● **Aim of the exercise**
Count the lines containing "brauchen". Give the number alone.

Data records
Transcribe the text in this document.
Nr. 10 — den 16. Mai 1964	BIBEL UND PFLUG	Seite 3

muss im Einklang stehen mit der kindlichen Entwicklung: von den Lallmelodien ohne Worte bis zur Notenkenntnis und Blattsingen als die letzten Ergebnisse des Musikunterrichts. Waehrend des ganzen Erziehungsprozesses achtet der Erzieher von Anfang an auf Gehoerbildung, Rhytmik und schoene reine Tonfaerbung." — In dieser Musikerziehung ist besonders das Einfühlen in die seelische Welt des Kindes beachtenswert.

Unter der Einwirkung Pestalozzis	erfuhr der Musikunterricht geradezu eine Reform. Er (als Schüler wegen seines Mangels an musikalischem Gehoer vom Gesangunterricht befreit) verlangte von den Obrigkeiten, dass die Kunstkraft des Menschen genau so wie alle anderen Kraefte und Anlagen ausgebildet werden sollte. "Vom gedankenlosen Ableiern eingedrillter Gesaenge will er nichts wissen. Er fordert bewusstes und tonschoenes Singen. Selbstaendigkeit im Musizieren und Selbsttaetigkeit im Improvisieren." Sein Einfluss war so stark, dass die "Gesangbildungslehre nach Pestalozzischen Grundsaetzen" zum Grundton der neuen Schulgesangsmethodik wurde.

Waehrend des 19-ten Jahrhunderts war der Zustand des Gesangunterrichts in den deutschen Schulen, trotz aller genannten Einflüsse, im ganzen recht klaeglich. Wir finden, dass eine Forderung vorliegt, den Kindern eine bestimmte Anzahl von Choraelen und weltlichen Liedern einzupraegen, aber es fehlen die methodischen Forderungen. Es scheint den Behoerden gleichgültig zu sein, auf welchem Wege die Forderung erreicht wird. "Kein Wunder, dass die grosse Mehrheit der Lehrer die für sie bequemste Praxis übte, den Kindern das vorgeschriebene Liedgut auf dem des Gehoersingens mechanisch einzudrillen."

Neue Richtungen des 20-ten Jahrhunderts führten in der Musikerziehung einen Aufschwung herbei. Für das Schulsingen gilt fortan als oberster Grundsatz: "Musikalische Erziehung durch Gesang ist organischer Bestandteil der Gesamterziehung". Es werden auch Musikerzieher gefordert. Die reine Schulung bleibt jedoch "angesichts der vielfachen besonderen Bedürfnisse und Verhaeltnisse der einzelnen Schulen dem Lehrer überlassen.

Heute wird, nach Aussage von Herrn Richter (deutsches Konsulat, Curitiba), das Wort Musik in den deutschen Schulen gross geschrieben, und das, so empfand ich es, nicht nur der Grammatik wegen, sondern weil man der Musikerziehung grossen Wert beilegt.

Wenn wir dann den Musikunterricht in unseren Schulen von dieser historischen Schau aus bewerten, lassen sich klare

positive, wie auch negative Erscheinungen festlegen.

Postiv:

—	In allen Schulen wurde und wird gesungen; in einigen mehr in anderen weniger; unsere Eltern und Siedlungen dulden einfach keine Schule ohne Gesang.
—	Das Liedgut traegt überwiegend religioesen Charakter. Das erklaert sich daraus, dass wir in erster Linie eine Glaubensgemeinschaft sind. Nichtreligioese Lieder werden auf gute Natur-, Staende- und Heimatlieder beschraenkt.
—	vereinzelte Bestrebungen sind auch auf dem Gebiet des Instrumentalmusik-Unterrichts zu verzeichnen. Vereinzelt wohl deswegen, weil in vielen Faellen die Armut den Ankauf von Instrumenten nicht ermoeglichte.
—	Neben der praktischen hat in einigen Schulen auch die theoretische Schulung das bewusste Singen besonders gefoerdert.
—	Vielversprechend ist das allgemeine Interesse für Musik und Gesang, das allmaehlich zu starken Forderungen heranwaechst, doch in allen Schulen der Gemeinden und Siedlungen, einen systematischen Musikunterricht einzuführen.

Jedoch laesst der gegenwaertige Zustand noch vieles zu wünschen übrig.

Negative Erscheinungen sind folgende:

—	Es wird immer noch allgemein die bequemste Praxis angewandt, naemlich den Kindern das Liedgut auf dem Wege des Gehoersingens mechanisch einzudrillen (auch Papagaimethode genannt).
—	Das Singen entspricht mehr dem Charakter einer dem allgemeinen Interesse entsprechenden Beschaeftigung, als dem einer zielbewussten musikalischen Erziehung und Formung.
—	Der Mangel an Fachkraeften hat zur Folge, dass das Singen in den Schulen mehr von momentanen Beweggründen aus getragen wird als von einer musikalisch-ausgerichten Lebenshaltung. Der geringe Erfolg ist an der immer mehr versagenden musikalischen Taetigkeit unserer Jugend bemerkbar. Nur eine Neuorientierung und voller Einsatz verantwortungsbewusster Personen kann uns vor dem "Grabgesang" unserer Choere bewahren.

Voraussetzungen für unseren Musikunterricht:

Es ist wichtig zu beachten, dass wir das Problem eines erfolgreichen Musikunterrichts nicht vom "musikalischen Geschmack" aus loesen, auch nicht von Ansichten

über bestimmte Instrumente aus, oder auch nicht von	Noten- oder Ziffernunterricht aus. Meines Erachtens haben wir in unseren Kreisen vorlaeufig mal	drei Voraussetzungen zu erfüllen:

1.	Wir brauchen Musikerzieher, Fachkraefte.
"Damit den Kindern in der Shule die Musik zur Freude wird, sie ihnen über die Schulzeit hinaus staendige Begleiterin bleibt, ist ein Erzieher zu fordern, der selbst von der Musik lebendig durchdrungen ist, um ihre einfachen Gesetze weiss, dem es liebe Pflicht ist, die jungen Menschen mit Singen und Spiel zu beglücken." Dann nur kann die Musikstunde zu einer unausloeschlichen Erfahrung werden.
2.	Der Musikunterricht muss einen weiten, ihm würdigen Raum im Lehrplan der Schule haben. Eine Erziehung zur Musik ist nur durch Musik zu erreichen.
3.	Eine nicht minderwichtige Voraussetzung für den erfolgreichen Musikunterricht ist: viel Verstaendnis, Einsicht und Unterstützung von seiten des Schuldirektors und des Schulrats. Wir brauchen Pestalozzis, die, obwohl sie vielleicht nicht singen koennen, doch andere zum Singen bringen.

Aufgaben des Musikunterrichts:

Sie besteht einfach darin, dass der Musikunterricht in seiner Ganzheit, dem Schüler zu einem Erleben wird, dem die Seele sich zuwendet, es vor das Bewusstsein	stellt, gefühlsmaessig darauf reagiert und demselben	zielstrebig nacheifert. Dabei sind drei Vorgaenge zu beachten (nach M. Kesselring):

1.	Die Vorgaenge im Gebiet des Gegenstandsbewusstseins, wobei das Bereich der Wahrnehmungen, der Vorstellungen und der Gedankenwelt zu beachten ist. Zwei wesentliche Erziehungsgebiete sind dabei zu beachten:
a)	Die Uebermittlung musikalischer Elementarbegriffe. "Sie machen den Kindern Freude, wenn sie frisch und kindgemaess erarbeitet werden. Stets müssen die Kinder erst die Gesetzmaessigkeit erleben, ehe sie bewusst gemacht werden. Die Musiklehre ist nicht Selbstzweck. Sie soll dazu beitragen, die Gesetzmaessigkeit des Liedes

● **Result of the exercise**
2